▶ GOAL
Single out the lines that include the word "true". Copy them.

▶ Dataset items
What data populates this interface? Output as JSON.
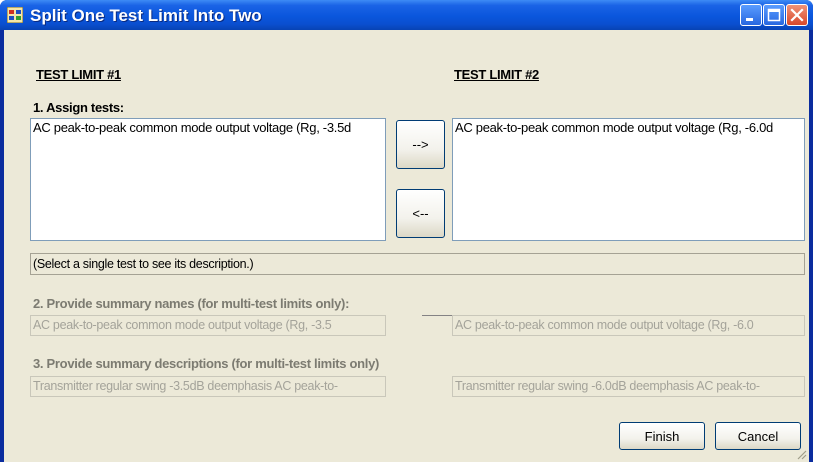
{
  "window": {
    "title": "Split One Test Limit Into Two",
    "buttons": [
      "minimize-icon",
      "maximize-icon",
      "close-icon"
    ]
  },
  "limit1": {
    "header": "TEST LIMIT #1"
  },
  "limit2": {
    "header": "TEST LIMIT #2"
  },
  "section1": {
    "label": "1. Assign tests:"
  },
  "list1": {
    "items": [
      "AC peak-to-peak common mode output voltage (Rg, -3.5d"
    ]
  },
  "list2": {
    "items": [
      "AC peak-to-peak common mode output voltage (Rg, -6.0d"
    ]
  },
  "move_right_label": "-->",
  "move_left_label": "<--",
  "description": "(Select a single test to see its description.)",
  "section2": {
    "label": "2. Provide summary names (for multi-test limits only):",
    "name1": "AC peak-to-peak common mode output voltage (Rg, -3.5",
    "name2": "AC peak-to-peak common mode output voltage (Rg, -6.0"
  },
  "section3": {
    "label": "3. Provide summary descriptions (for multi-test limits only)",
    "desc1": "Transmitter regular swing -3.5dB deemphasis AC peak-to-",
    "desc2": "Transmitter regular swing -6.0dB deemphasis AC peak-to-"
  },
  "finish_label": "Finish",
  "cancel_label": "Cancel",
  "colors": {
    "titlebar": "#0a56dc",
    "dialog_bg": "#ece9d8",
    "close_button": "#d8482a"
  }
}
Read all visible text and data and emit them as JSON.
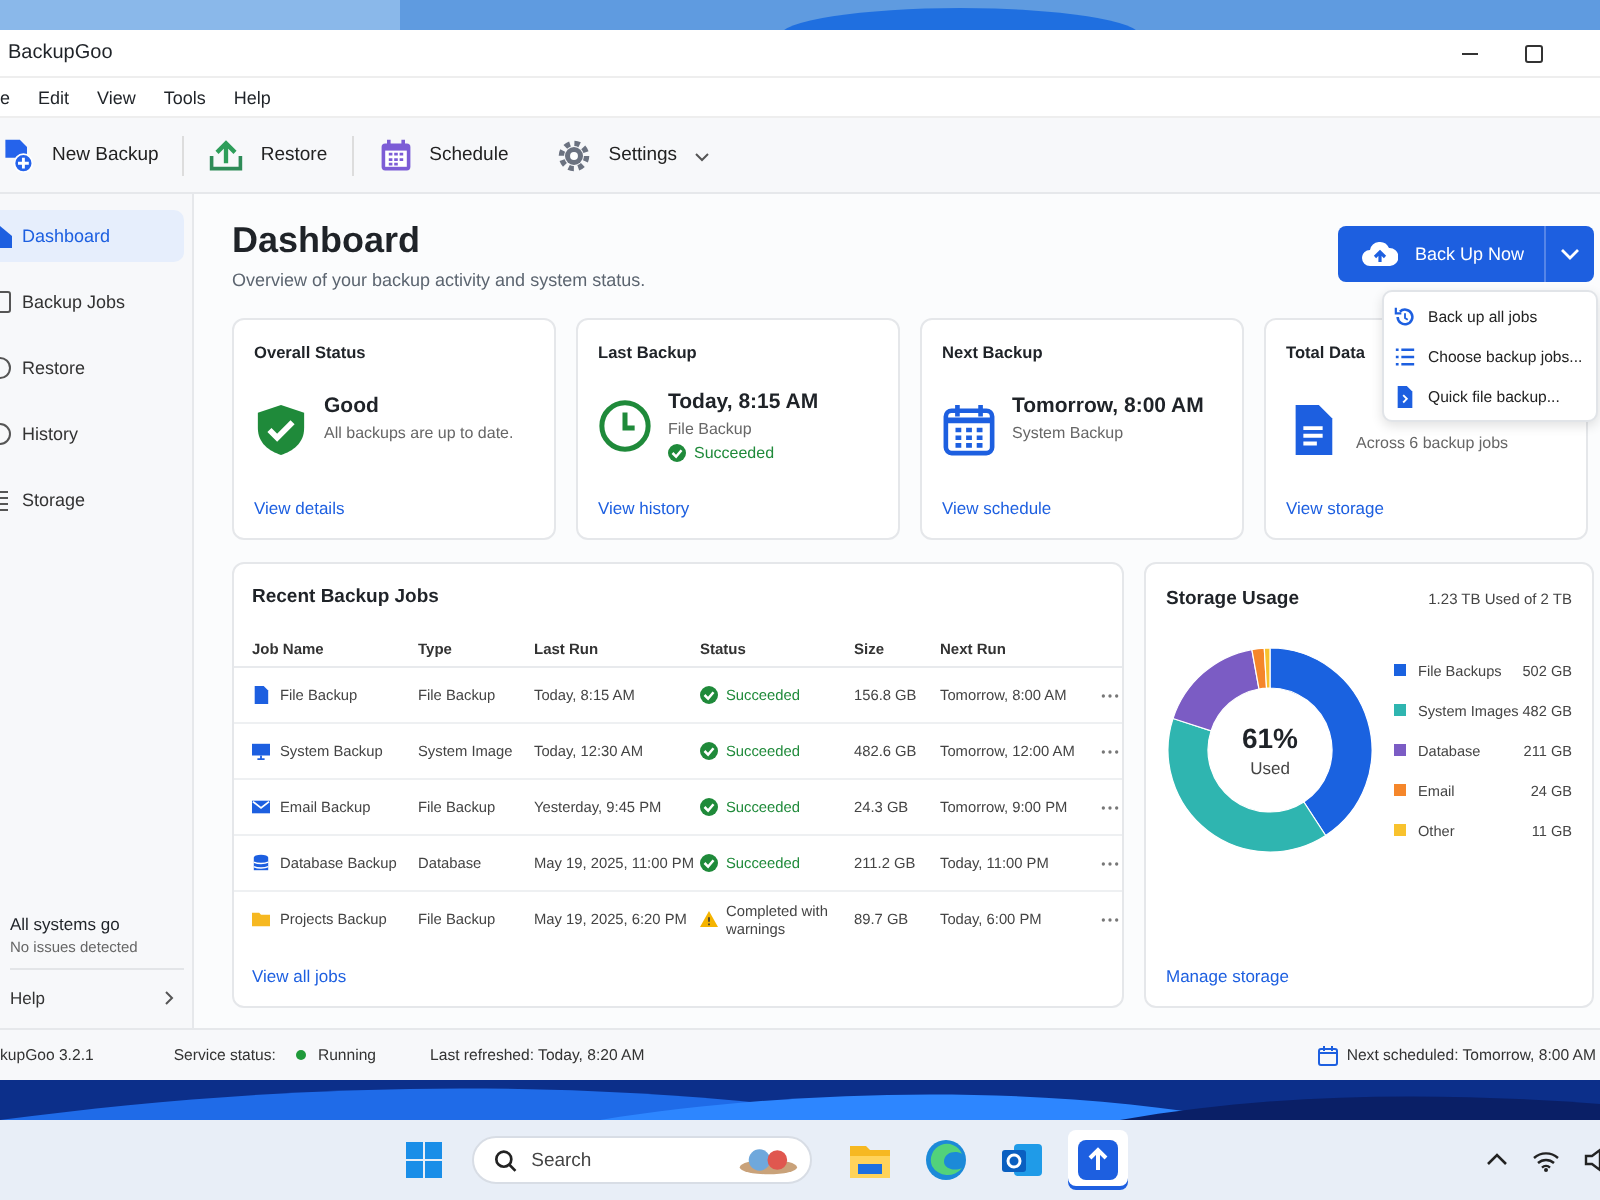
{
  "window": {
    "title": "BackupGoo"
  },
  "menu": [
    "e",
    "Edit",
    "View",
    "Tools",
    "Help"
  ],
  "toolbar": [
    {
      "kind": "new",
      "label": "New Backup",
      "caret": false
    },
    {
      "kind": "restore",
      "label": "Restore",
      "caret": false
    },
    {
      "kind": "schedule",
      "label": "Schedule",
      "caret": false
    },
    {
      "kind": "settings",
      "label": "Settings",
      "caret": true
    }
  ],
  "sidebar": {
    "items": [
      {
        "kind": "home",
        "label": "Dashboard",
        "selected": true
      },
      {
        "kind": "jobs",
        "label": "Backup Jobs",
        "selected": false
      },
      {
        "kind": "restore",
        "label": "Restore",
        "selected": false
      },
      {
        "kind": "history",
        "label": "History",
        "selected": false
      },
      {
        "kind": "storage",
        "label": "Storage",
        "selected": false
      }
    ],
    "status_title": "All systems go",
    "status_text": "No issues detected",
    "help": "Help"
  },
  "header": {
    "title": "Dashboard",
    "subtitle": "Overview of your backup activity and system status.",
    "primary_button": "Back Up Now",
    "menu": [
      {
        "kind": "all",
        "label": "Back up all jobs"
      },
      {
        "kind": "choose",
        "label": "Choose backup jobs..."
      },
      {
        "kind": "quick",
        "label": "Quick file backup..."
      }
    ]
  },
  "cards": [
    {
      "title": "Overall Status",
      "kind": "shield",
      "value": "Good",
      "subtitle": "All backups are up to date.",
      "link": "View details"
    },
    {
      "title": "Last Backup",
      "kind": "clock",
      "value": "Today, 8:15 AM",
      "subtitle": "File Backup",
      "status": "Succeeded",
      "link": "View history"
    },
    {
      "title": "Next Backup",
      "kind": "calendar",
      "value": "Tomorrow, 8:00 AM",
      "subtitle": "System Backup",
      "link": "View schedule"
    },
    {
      "title": "Total Data",
      "kind": "document",
      "subtitle": "Across 6 backup jobs",
      "link": "View storage"
    }
  ],
  "jobs": {
    "title": "Recent Backup Jobs",
    "columns": [
      "Job Name",
      "Type",
      "Last Run",
      "Status",
      "Size",
      "Next Run"
    ],
    "rows": [
      {
        "kind": "file",
        "name": "File Backup",
        "type": "File Backup",
        "last_run": "Today, 8:15 AM",
        "status": {
          "kind": "success",
          "text": "Succeeded"
        },
        "size": "156.8 GB",
        "next_run": "Tomorrow, 8:00 AM"
      },
      {
        "kind": "monitor",
        "name": "System Backup",
        "type": "System Image",
        "last_run": "Today, 12:30 AM",
        "status": {
          "kind": "success",
          "text": "Succeeded"
        },
        "size": "482.6 GB",
        "next_run": "Tomorrow, 12:00 AM"
      },
      {
        "kind": "mail",
        "name": "Email Backup",
        "type": "File Backup",
        "last_run": "Yesterday, 9:45 PM",
        "status": {
          "kind": "success",
          "text": "Succeeded"
        },
        "size": "24.3 GB",
        "next_run": "Tomorrow, 9:00 PM"
      },
      {
        "kind": "database",
        "name": "Database Backup",
        "type": "Database",
        "last_run": "May 19, 2025, 11:00 PM",
        "status": {
          "kind": "success",
          "text": "Succeeded"
        },
        "size": "211.2 GB",
        "next_run": "Today, 11:00 PM"
      },
      {
        "kind": "folder",
        "name": "Projects Backup",
        "type": "File Backup",
        "last_run": "May 19, 2025, 6:20 PM",
        "status": {
          "kind": "warning",
          "text": "Completed with warnings"
        },
        "size": "89.7 GB",
        "next_run": "Today, 6:00 PM"
      }
    ],
    "link": "View all jobs"
  },
  "storage": {
    "title": "Storage Usage",
    "summary": "1.23 TB Used of 2 TB",
    "percent": "61%",
    "percent_label": "Used",
    "link": "Manage storage",
    "chart_data": {
      "type": "donut",
      "categories": [
        "File Backups",
        "System Images",
        "Database",
        "Email",
        "Other"
      ],
      "values": [
        502,
        482,
        211,
        24,
        11
      ],
      "legend": "right",
      "colors": [
        "#1a62e0",
        "#2fb5b0",
        "#7b5cc4",
        "#f5862a",
        "#f8c22e"
      ],
      "value_labels": [
        "502 GB",
        "482 GB",
        "211 GB",
        "24 GB",
        "11 GB"
      ]
    }
  },
  "status_bar": {
    "version": "kupGoo 3.2.1",
    "service_label": "Service status:",
    "service_state": "Running",
    "running": true,
    "refreshed": "Last refreshed: Today, 8:20 AM",
    "next": "Next scheduled: Tomorrow, 8:00 AM"
  },
  "taskbar": {
    "search_placeholder": "Search",
    "apps": [
      {
        "kind": "folder",
        "selected": false
      },
      {
        "kind": "browser",
        "selected": false
      },
      {
        "kind": "mail",
        "selected": false
      },
      {
        "kind": "backup",
        "selected": true
      }
    ]
  }
}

▶ OUTPUT FOR THIS EXERCISE
      "caret": true
        "selected": true
    "running": true,
        "selected": true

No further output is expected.